The records are to be restated in their entirety, word for word.

=== Provided records ===

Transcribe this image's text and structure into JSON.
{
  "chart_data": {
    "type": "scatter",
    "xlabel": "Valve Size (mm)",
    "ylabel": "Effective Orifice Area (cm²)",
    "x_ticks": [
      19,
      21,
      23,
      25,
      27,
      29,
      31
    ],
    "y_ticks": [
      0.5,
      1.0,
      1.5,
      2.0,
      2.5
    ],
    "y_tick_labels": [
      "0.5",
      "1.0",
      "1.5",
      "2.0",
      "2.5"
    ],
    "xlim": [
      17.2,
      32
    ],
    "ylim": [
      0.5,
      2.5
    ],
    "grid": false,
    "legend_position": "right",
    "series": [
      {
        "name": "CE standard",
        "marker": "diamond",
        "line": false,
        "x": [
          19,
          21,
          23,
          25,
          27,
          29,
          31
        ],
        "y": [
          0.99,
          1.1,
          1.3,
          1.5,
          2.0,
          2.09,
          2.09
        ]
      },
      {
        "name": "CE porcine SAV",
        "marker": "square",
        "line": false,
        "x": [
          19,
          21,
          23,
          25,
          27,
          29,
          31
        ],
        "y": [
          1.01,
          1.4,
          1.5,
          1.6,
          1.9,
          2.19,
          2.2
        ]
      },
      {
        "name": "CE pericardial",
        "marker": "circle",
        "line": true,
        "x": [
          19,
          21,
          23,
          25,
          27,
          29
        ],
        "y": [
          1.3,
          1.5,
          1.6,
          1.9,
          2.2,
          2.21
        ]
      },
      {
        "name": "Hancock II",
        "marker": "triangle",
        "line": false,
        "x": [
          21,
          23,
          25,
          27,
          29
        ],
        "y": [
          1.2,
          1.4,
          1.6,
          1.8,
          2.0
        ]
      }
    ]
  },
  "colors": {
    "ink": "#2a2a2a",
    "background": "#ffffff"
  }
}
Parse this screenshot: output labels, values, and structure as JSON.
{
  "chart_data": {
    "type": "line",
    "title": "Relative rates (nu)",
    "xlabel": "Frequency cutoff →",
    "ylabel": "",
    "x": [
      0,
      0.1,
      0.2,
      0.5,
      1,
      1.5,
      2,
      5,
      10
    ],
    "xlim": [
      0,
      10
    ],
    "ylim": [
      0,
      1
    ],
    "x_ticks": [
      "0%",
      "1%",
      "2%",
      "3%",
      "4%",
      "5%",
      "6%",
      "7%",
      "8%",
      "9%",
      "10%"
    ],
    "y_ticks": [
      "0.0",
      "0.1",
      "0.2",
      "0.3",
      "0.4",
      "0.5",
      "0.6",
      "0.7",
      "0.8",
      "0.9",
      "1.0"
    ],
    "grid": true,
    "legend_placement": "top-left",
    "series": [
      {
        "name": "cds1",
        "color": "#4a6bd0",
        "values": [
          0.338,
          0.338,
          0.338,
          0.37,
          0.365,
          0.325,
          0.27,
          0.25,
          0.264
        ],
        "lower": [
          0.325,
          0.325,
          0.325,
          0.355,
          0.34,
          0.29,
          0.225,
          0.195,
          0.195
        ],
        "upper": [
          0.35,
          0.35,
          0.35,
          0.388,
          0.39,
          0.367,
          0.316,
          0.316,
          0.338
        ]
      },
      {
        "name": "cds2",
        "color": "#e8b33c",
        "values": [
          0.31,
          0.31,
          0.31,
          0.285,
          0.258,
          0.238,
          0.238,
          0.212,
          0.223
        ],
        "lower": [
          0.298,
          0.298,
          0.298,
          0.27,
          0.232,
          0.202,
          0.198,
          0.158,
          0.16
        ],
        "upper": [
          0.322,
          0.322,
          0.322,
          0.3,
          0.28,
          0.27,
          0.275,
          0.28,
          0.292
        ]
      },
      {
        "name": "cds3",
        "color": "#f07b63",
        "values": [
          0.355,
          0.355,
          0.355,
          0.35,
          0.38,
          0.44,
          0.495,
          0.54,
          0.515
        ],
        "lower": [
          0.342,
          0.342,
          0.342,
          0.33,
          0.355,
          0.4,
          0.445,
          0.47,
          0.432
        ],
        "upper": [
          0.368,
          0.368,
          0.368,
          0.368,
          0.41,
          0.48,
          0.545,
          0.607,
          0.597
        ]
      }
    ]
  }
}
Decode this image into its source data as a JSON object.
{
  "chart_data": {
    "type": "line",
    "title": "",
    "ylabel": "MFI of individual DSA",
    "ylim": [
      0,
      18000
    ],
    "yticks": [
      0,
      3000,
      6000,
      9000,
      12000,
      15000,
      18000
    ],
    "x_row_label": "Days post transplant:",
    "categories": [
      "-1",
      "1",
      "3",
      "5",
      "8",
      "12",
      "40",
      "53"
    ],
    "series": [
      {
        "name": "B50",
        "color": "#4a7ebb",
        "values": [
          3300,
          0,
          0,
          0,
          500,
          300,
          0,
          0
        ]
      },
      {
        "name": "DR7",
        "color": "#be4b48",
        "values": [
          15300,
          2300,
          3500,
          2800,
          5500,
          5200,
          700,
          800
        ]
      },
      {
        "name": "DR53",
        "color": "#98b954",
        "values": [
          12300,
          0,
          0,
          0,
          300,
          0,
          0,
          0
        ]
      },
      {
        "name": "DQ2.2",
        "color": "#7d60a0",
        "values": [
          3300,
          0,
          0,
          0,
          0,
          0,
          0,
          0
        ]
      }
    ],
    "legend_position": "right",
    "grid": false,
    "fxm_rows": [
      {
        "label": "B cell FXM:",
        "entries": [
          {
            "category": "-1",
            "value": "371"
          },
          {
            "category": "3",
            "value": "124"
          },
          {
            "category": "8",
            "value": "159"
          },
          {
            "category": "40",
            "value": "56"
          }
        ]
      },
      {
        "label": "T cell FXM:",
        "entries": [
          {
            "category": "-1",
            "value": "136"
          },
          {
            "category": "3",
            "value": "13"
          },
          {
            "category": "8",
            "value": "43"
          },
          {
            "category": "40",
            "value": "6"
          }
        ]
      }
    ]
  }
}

===

Exercise result:
Transcribe this image's text and structure into JSON.
{
  "chart_data": {
    "type": "scatter",
    "xlabel": "Valve Size (mm)",
    "ylabel": "Effective Orifice Area (cm²)",
    "x_ticks": [
      19,
      21,
      23,
      25,
      27,
      29,
      31
    ],
    "y_ticks": [
      0.5,
      1.0,
      1.5,
      2.0,
      2.5
    ],
    "y_tick_labels": [
      "0.5",
      "1.0",
      "1.5",
      "2.0",
      "2.5"
    ],
    "xlim": [
      17.2,
      32
    ],
    "ylim": [
      0.5,
      2.5
    ],
    "grid": false,
    "legend_position": "right",
    "series": [
      {
        "name": "CE standard",
        "marker": "diamond",
        "line": false,
        "x": [
          19,
          21,
          23,
          25,
          27,
          29,
          31
        ],
        "y": [
          0.99,
          1.1,
          1.3,
          1.5,
          2.0,
          2.09,
          2.09
        ]
      },
      {
        "name": "CE porcine SAV",
        "marker": "square",
        "line": false,
        "x": [
          19,
          21,
          23,
          25,
          27,
          29,
          31
        ],
        "y": [
          1.01,
          1.4,
          1.5,
          1.6,
          1.9,
          2.19,
          2.2
        ]
      },
      {
        "name": "CE pericardial",
        "marker": "circle",
        "line": true,
        "x": [
          19,
          21,
          23,
          25,
          27,
          29
        ],
        "y": [
          1.3,
          1.5,
          1.6,
          1.9,
          2.2,
          2.21
        ]
      },
      {
        "name": "Hancock II",
        "marker": "triangle",
        "line": false,
        "x": [
          21,
          23,
          25,
          27,
          29
        ],
        "y": [
          1.2,
          1.4,
          1.6,
          1.8,
          2.0
        ]
      }
    ]
  },
  "colors": {
    "ink": "#2a2a2a",
    "background": "#ffffff"
  }
}
Parse this screenshot: output labels, values, and structure as JSON.
{
  "chart_data": {
    "type": "line",
    "title": "Relative rates (nu)",
    "xlabel": "Frequency cutoff →",
    "ylabel": "",
    "x": [
      0,
      0.1,
      0.2,
      0.5,
      1,
      1.5,
      2,
      5,
      10
    ],
    "xlim": [
      0,
      10
    ],
    "ylim": [
      0,
      1
    ],
    "x_ticks": [
      "0%",
      "1%",
      "2%",
      "3%",
      "4%",
      "5%",
      "6%",
      "7%",
      "8%",
      "9%",
      "10%"
    ],
    "y_ticks": [
      "0.0",
      "0.1",
      "0.2",
      "0.3",
      "0.4",
      "0.5",
      "0.6",
      "0.7",
      "0.8",
      "0.9",
      "1.0"
    ],
    "grid": true,
    "legend_placement": "top-left",
    "series": [
      {
        "name": "cds1",
        "color": "#4a6bd0",
        "values": [
          0.338,
          0.338,
          0.338,
          0.37,
          0.365,
          0.325,
          0.27,
          0.25,
          0.264
        ],
        "lower": [
          0.325,
          0.325,
          0.325,
          0.355,
          0.34,
          0.29,
          0.225,
          0.195,
          0.195
        ],
        "upper": [
          0.35,
          0.35,
          0.35,
          0.388,
          0.39,
          0.367,
          0.316,
          0.316,
          0.338
        ]
      },
      {
        "name": "cds2",
        "color": "#e8b33c",
        "values": [
          0.31,
          0.31,
          0.31,
          0.285,
          0.258,
          0.238,
          0.238,
          0.212,
          0.223
        ],
        "lower": [
          0.298,
          0.298,
          0.298,
          0.27,
          0.232,
          0.202,
          0.198,
          0.158,
          0.16
        ],
        "upper": [
          0.322,
          0.322,
          0.322,
          0.3,
          0.28,
          0.27,
          0.275,
          0.28,
          0.292
        ]
      },
      {
        "name": "cds3",
        "color": "#f07b63",
        "values": [
          0.355,
          0.355,
          0.355,
          0.35,
          0.38,
          0.44,
          0.495,
          0.54,
          0.515
        ],
        "lower": [
          0.342,
          0.342,
          0.342,
          0.33,
          0.355,
          0.4,
          0.445,
          0.47,
          0.432
        ],
        "upper": [
          0.368,
          0.368,
          0.368,
          0.368,
          0.41,
          0.48,
          0.545,
          0.607,
          0.597
        ]
      }
    ]
  }
}
Decode this image into its source data as a JSON object.
{
  "chart_data": {
    "type": "line",
    "title": "",
    "ylabel": "MFI of individual DSA",
    "ylim": [
      0,
      18000
    ],
    "yticks": [
      0,
      3000,
      6000,
      9000,
      12000,
      15000,
      18000
    ],
    "x_row_label": "Days post transplant:",
    "categories": [
      "-1",
      "1",
      "3",
      "5",
      "8",
      "12",
      "40",
      "53"
    ],
    "series": [
      {
        "name": "B50",
        "color": "#4a7ebb",
        "values": [
          3300,
          0,
          0,
          0,
          500,
          300,
          0,
          0
        ]
      },
      {
        "name": "DR7",
        "color": "#be4b48",
        "values": [
          15300,
          2300,
          3500,
          2800,
          5500,
          5200,
          700,
          800
        ]
      },
      {
        "name": "DR53",
        "color": "#98b954",
        "values": [
          12300,
          0,
          0,
          0,
          300,
          0,
          0,
          0
        ]
      },
      {
        "name": "DQ2.2",
        "color": "#7d60a0",
        "values": [
          3300,
          0,
          0,
          0,
          0,
          0,
          0,
          0
        ]
      }
    ],
    "legend_position": "right",
    "grid": false,
    "fxm_rows": [
      {
        "label": "B cell FXM:",
        "entries": [
          {
            "category": "-1",
            "value": "371"
          },
          {
            "category": "3",
            "value": "124"
          },
          {
            "category": "8",
            "value": "159"
          },
          {
            "category": "40",
            "value": "56"
          }
        ]
      },
      {
        "label": "T cell FXM:",
        "entries": [
          {
            "category": "-1",
            "value": "136"
          },
          {
            "category": "3",
            "value": "13"
          },
          {
            "category": "8",
            "value": "43"
          },
          {
            "category": "40",
            "value": "6"
          }
        ]
      }
    ]
  }
}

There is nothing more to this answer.